### Requirement:
Return the listing below word for word.

Source data
------------------------------------

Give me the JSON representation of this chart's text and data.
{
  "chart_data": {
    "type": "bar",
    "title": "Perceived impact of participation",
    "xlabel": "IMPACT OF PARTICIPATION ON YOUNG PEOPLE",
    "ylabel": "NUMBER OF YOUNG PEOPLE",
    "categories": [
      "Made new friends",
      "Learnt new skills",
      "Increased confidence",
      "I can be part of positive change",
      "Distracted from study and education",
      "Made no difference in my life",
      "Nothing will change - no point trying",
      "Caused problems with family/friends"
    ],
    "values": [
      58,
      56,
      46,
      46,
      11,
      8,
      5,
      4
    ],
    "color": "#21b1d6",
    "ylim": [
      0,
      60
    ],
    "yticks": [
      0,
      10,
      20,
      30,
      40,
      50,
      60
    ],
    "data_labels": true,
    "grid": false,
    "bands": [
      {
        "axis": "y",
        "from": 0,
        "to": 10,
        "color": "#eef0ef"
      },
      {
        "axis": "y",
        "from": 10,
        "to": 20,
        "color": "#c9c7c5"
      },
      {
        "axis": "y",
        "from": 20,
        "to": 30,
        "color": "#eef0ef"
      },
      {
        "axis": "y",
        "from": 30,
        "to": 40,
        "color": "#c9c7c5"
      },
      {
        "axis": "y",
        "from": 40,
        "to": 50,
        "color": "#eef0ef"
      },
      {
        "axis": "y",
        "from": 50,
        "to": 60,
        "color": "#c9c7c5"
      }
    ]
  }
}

------------------------------------

### Solution to this problem:
Give me the JSON representation of this chart's text and data.
{
  "chart_data": {
    "type": "bar",
    "title": "Perceived impact of participation",
    "xlabel": "IMPACT OF PARTICIPATION ON YOUNG PEOPLE",
    "ylabel": "NUMBER OF YOUNG PEOPLE",
    "categories": [
      "Made new friends",
      "Learnt new skills",
      "Increased confidence",
      "I can be part of positive change",
      "Distracted from study and education",
      "Made no difference in my life",
      "Nothing will change - no point trying",
      "Caused problems with family/friends"
    ],
    "values": [
      58,
      56,
      46,
      46,
      11,
      8,
      5,
      4
    ],
    "color": "#21b1d6",
    "ylim": [
      0,
      60
    ],
    "yticks": [
      0,
      10,
      20,
      30,
      40,
      50,
      60
    ],
    "data_labels": true,
    "grid": false,
    "bands": [
      {
        "axis": "y",
        "from": 0,
        "to": 10,
        "color": "#eef0ef"
      },
      {
        "axis": "y",
        "from": 10,
        "to": 20,
        "color": "#c9c7c5"
      },
      {
        "axis": "y",
        "from": 20,
        "to": 30,
        "color": "#eef0ef"
      },
      {
        "axis": "y",
        "from": 30,
        "to": 40,
        "color": "#c9c7c5"
      },
      {
        "axis": "y",
        "from": 40,
        "to": 50,
        "color": "#eef0ef"
      },
      {
        "axis": "y",
        "from": 50,
        "to": 60,
        "color": "#c9c7c5"
      }
    ]
  }
}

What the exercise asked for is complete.